** Required task **
Copy all the entries below exactly, but not the pictures.

** Data supplied **
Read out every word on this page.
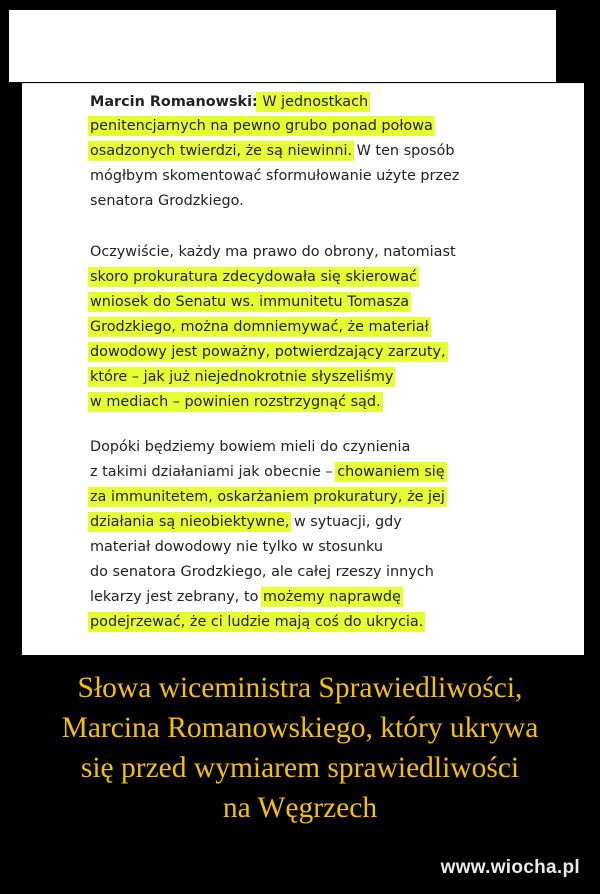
Marcin Romanowski: W jednostkach
penitencjarnych na pewno grubo ponad połowa
osadzonych twierdzi, że są niewinni. W ten sposób
mógłbym skomentować sformułowanie użyte przez
senatora Grodzkiego.
Oczywiście, każdy ma prawo do obrony, natomiast
skoro prokuratura zdecydowała się skierować
wniosek do Senatu ws. immunitetu Tomasza
Grodzkiego, można domniemywać, że materiał
dowodowy jest poważny, potwierdzający zarzuty,
które – jak już niejednokrotnie słyszeliśmy
w mediach – powinien rozstrzygnąć sąd.
Dopóki będziemy bowiem mieli do czynienia
z takimi działaniami jak obecnie – chowaniem się
za immunitetem, oskarżaniem prokuratury, że jej
działania są nieobiektywne, w sytuacji, gdy
materiał dowodowy nie tylko w stosunku
do senatora Grodzkiego, ale całej rzeszy innych
lekarzy jest zebrany, to możemy naprawdę
podejrzewać, że ci ludzie mają coś do ukrycia.
Słowa wiceministra Sprawiedliwości,
Marcina Romanowskiego, który ukrywa
się przed wymiarem sprawiedliwości
na Węgrzech
www.wiocha.pl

** Right answer **
Read out every word on this page.
Marcin Romanowski: W jednostkach
penitencjarnych na pewno grubo ponad połowa
osadzonych twierdzi, że są niewinni. W ten sposób
mógłbym skomentować sformułowanie użyte przez
senatora Grodzkiego.
Oczywiście, każdy ma prawo do obrony, natomiast
skoro prokuratura zdecydowała się skierować
wniosek do Senatu ws. immunitetu Tomasza
Grodzkiego, można domniemywać, że materiał
dowodowy jest poważny, potwierdzający zarzuty,
które – jak już niejednokrotnie słyszeliśmy
w mediach – powinien rozstrzygnąć sąd.
Dopóki będziemy bowiem mieli do czynienia
z takimi działaniami jak obecnie – chowaniem się
za immunitetem, oskarżaniem prokuratury, że jej
działania są nieobiektywne, w sytuacji, gdy
materiał dowodowy nie tylko w stosunku
do senatora Grodzkiego, ale całej rzeszy innych
lekarzy jest zebrany, to możemy naprawdę
podejrzewać, że ci ludzie mają coś do ukrycia.
Słowa wiceministra Sprawiedliwości,
Marcina Romanowskiego, który ukrywa
się przed wymiarem sprawiedliwości
na Węgrzech
www.wiocha.pl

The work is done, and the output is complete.